§ Material for this task:
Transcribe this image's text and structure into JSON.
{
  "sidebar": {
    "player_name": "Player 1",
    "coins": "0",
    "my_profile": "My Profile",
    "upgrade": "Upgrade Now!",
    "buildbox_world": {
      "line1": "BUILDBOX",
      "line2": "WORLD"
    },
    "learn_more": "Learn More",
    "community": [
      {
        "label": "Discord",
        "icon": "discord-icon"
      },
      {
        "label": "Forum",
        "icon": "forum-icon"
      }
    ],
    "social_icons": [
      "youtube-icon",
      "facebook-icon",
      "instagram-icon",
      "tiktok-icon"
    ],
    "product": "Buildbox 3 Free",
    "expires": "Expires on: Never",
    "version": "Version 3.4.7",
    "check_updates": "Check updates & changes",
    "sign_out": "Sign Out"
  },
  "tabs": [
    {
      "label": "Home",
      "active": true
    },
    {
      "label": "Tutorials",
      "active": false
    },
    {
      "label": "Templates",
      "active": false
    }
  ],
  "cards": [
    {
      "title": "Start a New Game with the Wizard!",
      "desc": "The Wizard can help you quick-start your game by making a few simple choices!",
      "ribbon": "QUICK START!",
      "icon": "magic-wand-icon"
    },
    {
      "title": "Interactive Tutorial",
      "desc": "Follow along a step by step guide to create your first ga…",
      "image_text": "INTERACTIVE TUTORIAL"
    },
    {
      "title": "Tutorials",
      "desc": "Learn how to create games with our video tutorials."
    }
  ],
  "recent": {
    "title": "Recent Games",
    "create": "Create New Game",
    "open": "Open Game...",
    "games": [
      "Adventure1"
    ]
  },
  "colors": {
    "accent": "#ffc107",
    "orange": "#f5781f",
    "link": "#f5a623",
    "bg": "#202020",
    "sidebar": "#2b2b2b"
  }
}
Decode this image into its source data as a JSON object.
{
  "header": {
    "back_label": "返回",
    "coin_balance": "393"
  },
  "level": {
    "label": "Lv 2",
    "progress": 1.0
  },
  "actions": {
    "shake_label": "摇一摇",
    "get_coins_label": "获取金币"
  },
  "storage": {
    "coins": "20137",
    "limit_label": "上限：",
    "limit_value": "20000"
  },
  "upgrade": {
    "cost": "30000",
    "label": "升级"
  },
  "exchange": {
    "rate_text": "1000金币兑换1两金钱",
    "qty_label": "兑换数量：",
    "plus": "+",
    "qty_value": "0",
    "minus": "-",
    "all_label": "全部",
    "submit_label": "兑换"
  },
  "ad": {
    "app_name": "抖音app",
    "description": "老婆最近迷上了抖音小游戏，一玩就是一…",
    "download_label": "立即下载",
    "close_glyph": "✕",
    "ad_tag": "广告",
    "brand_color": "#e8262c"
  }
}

§ Written request: Search the entries for the string "into" and collect each line that has it.

§ Completed task:
Transcribe this image's text and structure into JSON.
Decode this image into its source data as a JSON object.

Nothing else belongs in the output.